Transcribe the records below exactly as they appear, omitting any pictures.

(Chart and figure data)
━━━━━━━━━━

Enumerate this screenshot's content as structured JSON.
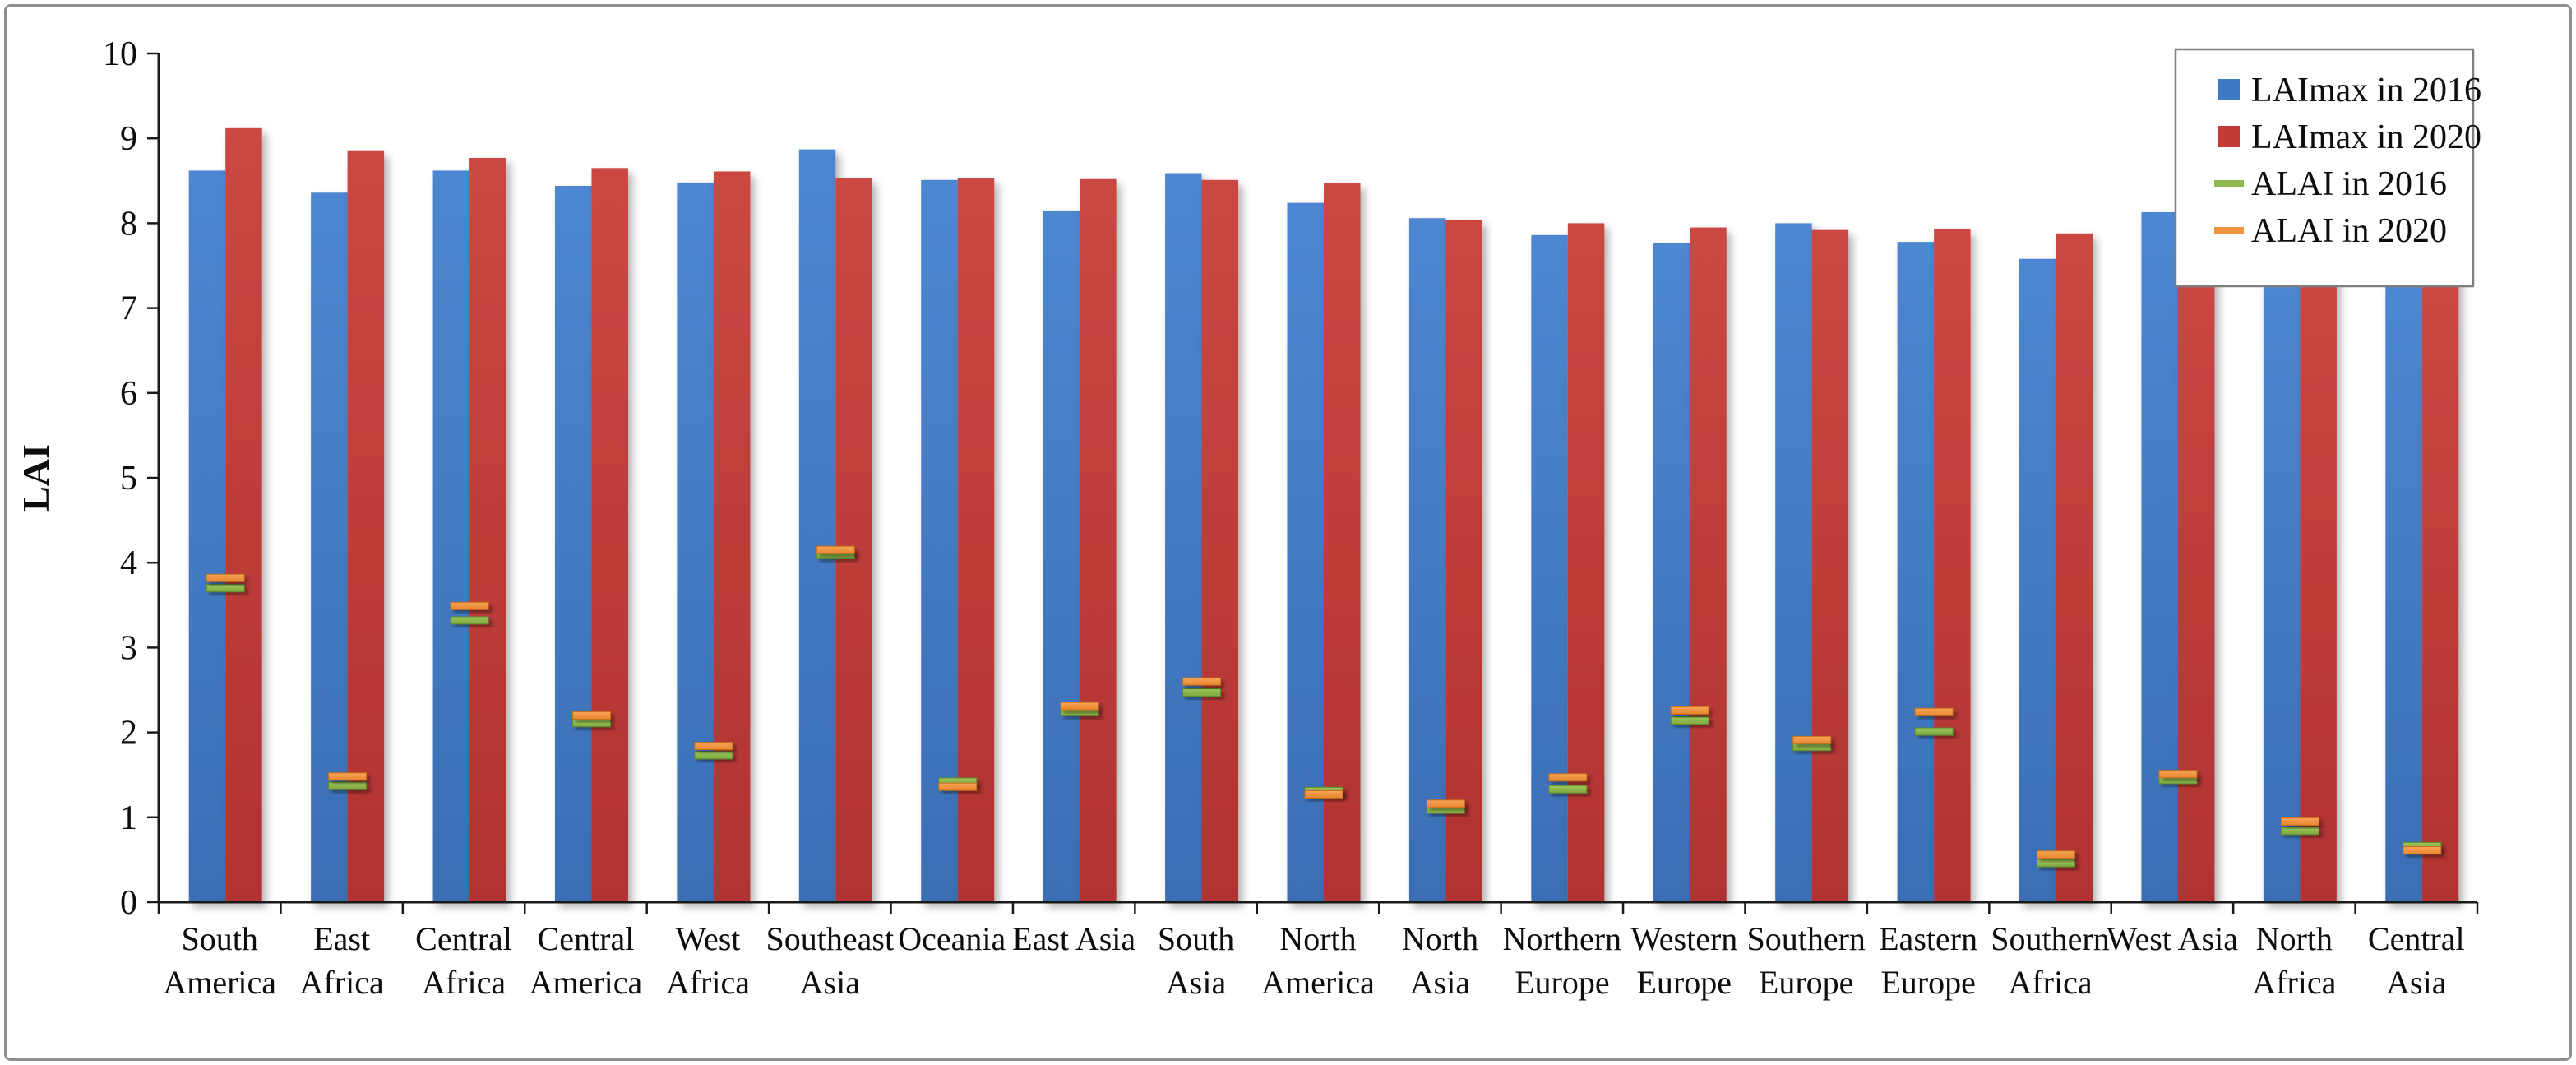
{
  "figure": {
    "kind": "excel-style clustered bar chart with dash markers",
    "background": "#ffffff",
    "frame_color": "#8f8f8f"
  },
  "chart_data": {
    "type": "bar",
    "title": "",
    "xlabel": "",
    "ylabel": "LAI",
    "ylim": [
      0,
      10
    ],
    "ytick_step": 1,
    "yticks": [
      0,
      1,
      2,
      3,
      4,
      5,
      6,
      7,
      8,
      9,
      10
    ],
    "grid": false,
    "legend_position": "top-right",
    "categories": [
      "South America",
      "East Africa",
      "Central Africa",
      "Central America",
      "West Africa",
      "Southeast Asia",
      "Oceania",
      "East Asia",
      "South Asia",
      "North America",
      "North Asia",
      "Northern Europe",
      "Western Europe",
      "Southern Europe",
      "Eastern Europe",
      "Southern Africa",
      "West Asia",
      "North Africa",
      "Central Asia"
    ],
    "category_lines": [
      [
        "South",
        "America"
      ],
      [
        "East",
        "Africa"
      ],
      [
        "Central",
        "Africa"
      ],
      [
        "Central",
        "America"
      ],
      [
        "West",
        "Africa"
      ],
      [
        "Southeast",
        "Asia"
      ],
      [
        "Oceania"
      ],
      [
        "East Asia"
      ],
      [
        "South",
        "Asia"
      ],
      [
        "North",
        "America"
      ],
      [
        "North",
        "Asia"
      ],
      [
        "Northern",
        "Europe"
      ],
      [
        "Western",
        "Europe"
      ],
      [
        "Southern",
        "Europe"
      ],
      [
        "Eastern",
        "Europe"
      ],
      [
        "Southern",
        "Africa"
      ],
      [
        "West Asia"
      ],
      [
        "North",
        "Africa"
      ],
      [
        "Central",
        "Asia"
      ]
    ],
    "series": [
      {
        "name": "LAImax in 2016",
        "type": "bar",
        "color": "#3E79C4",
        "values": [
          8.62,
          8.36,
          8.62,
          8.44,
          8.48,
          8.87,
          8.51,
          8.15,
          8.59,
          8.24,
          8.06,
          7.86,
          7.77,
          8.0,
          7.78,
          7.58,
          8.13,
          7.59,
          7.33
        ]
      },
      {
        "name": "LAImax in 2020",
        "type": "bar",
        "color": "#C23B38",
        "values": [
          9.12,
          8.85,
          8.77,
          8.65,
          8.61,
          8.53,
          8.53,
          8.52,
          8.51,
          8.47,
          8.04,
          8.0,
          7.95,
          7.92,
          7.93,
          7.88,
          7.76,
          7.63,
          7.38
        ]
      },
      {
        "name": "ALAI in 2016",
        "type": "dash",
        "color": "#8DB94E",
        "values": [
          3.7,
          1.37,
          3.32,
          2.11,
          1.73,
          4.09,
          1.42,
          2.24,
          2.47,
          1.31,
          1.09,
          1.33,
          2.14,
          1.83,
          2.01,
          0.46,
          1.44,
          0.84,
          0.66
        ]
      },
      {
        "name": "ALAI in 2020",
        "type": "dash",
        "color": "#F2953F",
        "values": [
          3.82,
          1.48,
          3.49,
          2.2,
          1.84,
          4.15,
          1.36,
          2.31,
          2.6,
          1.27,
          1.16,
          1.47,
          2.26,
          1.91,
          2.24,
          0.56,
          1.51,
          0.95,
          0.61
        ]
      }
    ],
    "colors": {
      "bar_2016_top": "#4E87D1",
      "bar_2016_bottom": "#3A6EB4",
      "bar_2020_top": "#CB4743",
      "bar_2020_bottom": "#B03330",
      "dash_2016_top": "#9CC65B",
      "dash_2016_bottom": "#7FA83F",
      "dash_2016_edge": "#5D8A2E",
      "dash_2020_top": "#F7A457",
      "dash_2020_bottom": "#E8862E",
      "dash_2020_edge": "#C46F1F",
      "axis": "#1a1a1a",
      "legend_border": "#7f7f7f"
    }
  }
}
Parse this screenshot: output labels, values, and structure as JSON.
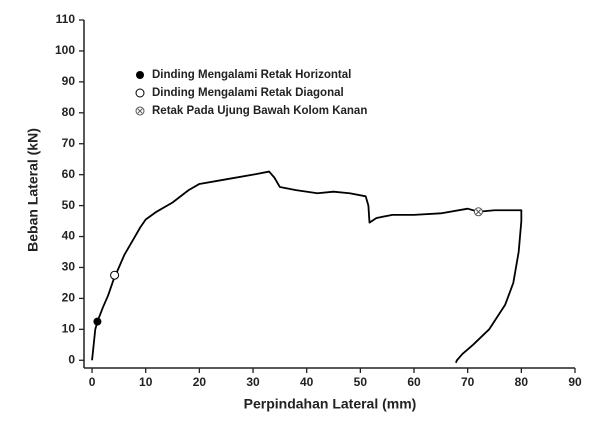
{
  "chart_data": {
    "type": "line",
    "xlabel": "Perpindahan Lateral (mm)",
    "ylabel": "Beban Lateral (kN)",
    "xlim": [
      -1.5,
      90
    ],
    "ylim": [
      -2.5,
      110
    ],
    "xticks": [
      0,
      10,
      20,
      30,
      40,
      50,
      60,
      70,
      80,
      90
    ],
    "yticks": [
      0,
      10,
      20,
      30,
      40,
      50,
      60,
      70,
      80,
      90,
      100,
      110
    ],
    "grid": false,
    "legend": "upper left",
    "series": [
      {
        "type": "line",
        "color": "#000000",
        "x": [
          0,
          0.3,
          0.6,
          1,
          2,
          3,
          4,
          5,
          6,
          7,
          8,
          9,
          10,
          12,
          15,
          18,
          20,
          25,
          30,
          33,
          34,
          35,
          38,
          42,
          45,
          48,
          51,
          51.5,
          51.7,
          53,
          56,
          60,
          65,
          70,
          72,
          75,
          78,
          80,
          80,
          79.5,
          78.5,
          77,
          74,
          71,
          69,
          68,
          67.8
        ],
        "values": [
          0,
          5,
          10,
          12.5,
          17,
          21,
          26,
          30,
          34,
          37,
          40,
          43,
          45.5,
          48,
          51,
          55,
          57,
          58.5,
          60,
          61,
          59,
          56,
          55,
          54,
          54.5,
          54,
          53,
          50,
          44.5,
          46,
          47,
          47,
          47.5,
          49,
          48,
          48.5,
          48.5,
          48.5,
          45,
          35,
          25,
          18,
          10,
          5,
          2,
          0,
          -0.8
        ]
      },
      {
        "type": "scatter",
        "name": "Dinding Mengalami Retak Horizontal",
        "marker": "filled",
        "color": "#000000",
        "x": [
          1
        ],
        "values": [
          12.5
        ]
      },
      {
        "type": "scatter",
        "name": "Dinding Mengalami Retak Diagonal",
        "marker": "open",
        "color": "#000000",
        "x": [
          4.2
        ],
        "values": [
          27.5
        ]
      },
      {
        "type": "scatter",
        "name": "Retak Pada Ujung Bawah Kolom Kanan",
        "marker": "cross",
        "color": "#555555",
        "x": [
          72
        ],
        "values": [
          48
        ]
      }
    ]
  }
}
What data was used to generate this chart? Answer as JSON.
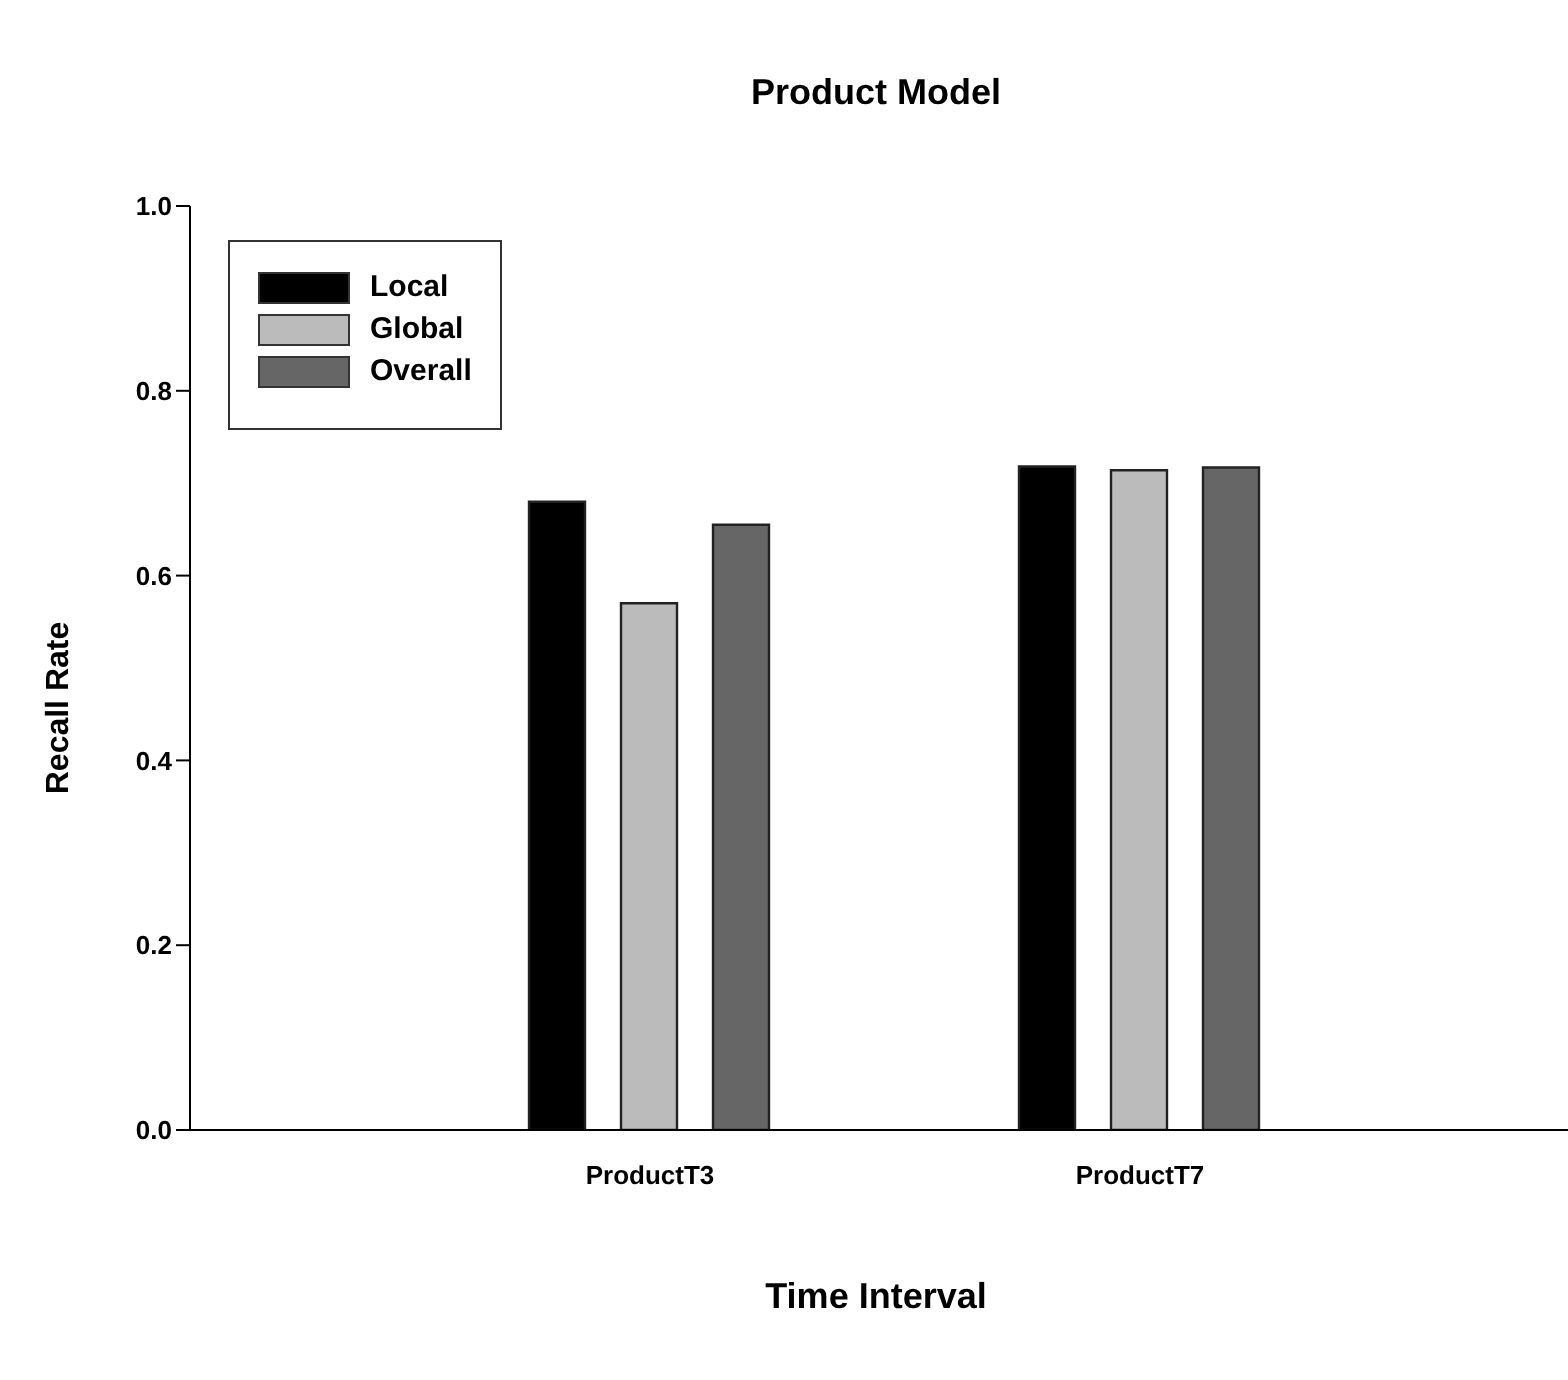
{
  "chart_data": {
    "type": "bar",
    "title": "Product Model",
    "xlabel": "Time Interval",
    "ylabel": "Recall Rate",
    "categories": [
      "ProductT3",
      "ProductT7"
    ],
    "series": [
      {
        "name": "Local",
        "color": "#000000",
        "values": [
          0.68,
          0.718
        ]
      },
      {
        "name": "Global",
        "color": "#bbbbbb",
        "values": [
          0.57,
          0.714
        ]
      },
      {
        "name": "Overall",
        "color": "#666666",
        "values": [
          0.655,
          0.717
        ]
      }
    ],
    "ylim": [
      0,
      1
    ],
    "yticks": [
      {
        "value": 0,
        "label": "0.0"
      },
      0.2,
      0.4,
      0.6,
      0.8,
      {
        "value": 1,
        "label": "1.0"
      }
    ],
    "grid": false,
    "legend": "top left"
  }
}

━━━━━━━━━━

§ **WORKED SOLUTION**
Enumerate this screenshot's content as structured JSON.
{
  "figure": {
    "kind": "excel-style clustered bar chart with dash markers",
    "background": "#ffffff",
    "frame_color": "#8f8f8f"
  },
  "chart_data": {
    "type": "bar",
    "title": "",
    "xlabel": "",
    "ylabel": "LAI",
    "ylim": [
      0,
      10
    ],
    "ytick_step": 1,
    "yticks": [
      0,
      1,
      2,
      3,
      4,
      5,
      6,
      7,
      8,
      9,
      10
    ],
    "grid": false,
    "legend_position": "top-right",
    "categories": [
      "South America",
      "East Africa",
      "Central Africa",
      "Central America",
      "West Africa",
      "Southeast Asia",
      "Oceania",
      "East Asia",
      "South Asia",
      "North America",
      "North Asia",
      "Northern Europe",
      "Western Europe",
      "Southern Europe",
      "Eastern Europe",
      "Southern Africa",
      "West Asia",
      "North Africa",
      "Central Asia"
    ],
    "category_lines": [
      [
        "South",
        "America"
      ],
      [
        "East",
        "Africa"
      ],
      [
        "Central",
        "Africa"
      ],
      [
        "Central",
        "America"
      ],
      [
        "West",
        "Africa"
      ],
      [
        "Southeast",
        "Asia"
      ],
      [
        "Oceania"
      ],
      [
        "East Asia"
      ],
      [
        "South",
        "Asia"
      ],
      [
        "North",
        "America"
      ],
      [
        "North",
        "Asia"
      ],
      [
        "Northern",
        "Europe"
      ],
      [
        "Western",
        "Europe"
      ],
      [
        "Southern",
        "Europe"
      ],
      [
        "Eastern",
        "Europe"
      ],
      [
        "Southern",
        "Africa"
      ],
      [
        "West Asia"
      ],
      [
        "North",
        "Africa"
      ],
      [
        "Central",
        "Asia"
      ]
    ],
    "series": [
      {
        "name": "LAImax in 2016",
        "type": "bar",
        "color": "#3E79C4",
        "values": [
          8.62,
          8.36,
          8.62,
          8.44,
          8.48,
          8.87,
          8.51,
          8.15,
          8.59,
          8.24,
          8.06,
          7.86,
          7.77,
          8.0,
          7.78,
          7.58,
          8.13,
          7.59,
          7.33
        ]
      },
      {
        "name": "LAImax in 2020",
        "type": "bar",
        "color": "#C23B38",
        "values": [
          9.12,
          8.85,
          8.77,
          8.65,
          8.61,
          8.53,
          8.53,
          8.52,
          8.51,
          8.47,
          8.04,
          8.0,
          7.95,
          7.92,
          7.93,
          7.88,
          7.76,
          7.63,
          7.38
        ]
      },
      {
        "name": "ALAI in 2016",
        "type": "dash",
        "color": "#8DB94E",
        "values": [
          3.7,
          1.37,
          3.32,
          2.11,
          1.73,
          4.09,
          1.42,
          2.24,
          2.47,
          1.31,
          1.09,
          1.33,
          2.14,
          1.83,
          2.01,
          0.46,
          1.44,
          0.84,
          0.66
        ]
      },
      {
        "name": "ALAI in 2020",
        "type": "dash",
        "color": "#F2953F",
        "values": [
          3.82,
          1.48,
          3.49,
          2.2,
          1.84,
          4.15,
          1.36,
          2.31,
          2.6,
          1.27,
          1.16,
          1.47,
          2.26,
          1.91,
          2.24,
          0.56,
          1.51,
          0.95,
          0.61
        ]
      }
    ],
    "colors": {
      "bar_2016_top": "#4E87D1",
      "bar_2016_bottom": "#3A6EB4",
      "bar_2020_top": "#CB4743",
      "bar_2020_bottom": "#B03330",
      "dash_2016_top": "#9CC65B",
      "dash_2016_bottom": "#7FA83F",
      "dash_2016_edge": "#5D8A2E",
      "dash_2020_top": "#F7A457",
      "dash_2020_bottom": "#E8862E",
      "dash_2020_edge": "#C46F1F",
      "axis": "#1a1a1a",
      "legend_border": "#7f7f7f"
    }
  }
}
Parse this screenshot: output labels, values, and structure as JSON.
{
  "chart_data": {
    "type": "line",
    "xlabel": "Perpindahan Lateral (mm)",
    "ylabel": "Beban Lateral (kN)",
    "xlim": [
      -1.5,
      90
    ],
    "ylim": [
      -2.5,
      110
    ],
    "xticks": [
      0,
      10,
      20,
      30,
      40,
      50,
      60,
      70,
      80,
      90
    ],
    "yticks": [
      0,
      10,
      20,
      30,
      40,
      50,
      60,
      70,
      80,
      90,
      100,
      110
    ],
    "grid": false,
    "legend": "upper left",
    "series": [
      {
        "type": "line",
        "color": "#000000",
        "x": [
          0,
          0.3,
          0.6,
          1,
          2,
          3,
          4,
          5,
          6,
          7,
          8,
          9,
          10,
          12,
          15,
          18,
          20,
          25,
          30,
          33,
          34,
          35,
          38,
          42,
          45,
          48,
          51,
          51.5,
          51.7,
          53,
          56,
          60,
          65,
          70,
          72,
          75,
          78,
          80,
          80,
          79.5,
          78.5,
          77,
          74,
          71,
          69,
          68,
          67.8
        ],
        "values": [
          0,
          5,
          10,
          12.5,
          17,
          21,
          26,
          30,
          34,
          37,
          40,
          43,
          45.5,
          48,
          51,
          55,
          57,
          58.5,
          60,
          61,
          59,
          56,
          55,
          54,
          54.5,
          54,
          53,
          50,
          44.5,
          46,
          47,
          47,
          47.5,
          49,
          48,
          48.5,
          48.5,
          48.5,
          45,
          35,
          25,
          18,
          10,
          5,
          2,
          0,
          -0.8
        ]
      },
      {
        "type": "scatter",
        "name": "Dinding Mengalami Retak Horizontal",
        "marker": "filled",
        "color": "#000000",
        "x": [
          1
        ],
        "values": [
          12.5
        ]
      },
      {
        "type": "scatter",
        "name": "Dinding Mengalami Retak Diagonal",
        "marker": "open",
        "color": "#000000",
        "x": [
          4.2
        ],
        "values": [
          27.5
        ]
      },
      {
        "type": "scatter",
        "name": "Retak Pada Ujung Bawah Kolom Kanan",
        "marker": "cross",
        "color": "#555555",
        "x": [
          72
        ],
        "values": [
          48
        ]
      }
    ]
  }
}
What data was used to generate this chart? Answer as JSON.
{
  "chart_data": {
    "type": "bar",
    "title": "Product Model",
    "xlabel": "Time Interval",
    "ylabel": "Recall Rate",
    "categories": [
      "ProductT3",
      "ProductT7"
    ],
    "series": [
      {
        "name": "Local",
        "color": "#000000",
        "values": [
          0.68,
          0.718
        ]
      },
      {
        "name": "Global",
        "color": "#bbbbbb",
        "values": [
          0.57,
          0.714
        ]
      },
      {
        "name": "Overall",
        "color": "#666666",
        "values": [
          0.655,
          0.717
        ]
      }
    ],
    "ylim": [
      0,
      1
    ],
    "yticks": [
      {
        "value": 0,
        "label": "0.0"
      },
      0.2,
      0.4,
      0.6,
      0.8,
      {
        "value": 1,
        "label": "1.0"
      }
    ],
    "grid": false,
    "legend": "top left"
  }
}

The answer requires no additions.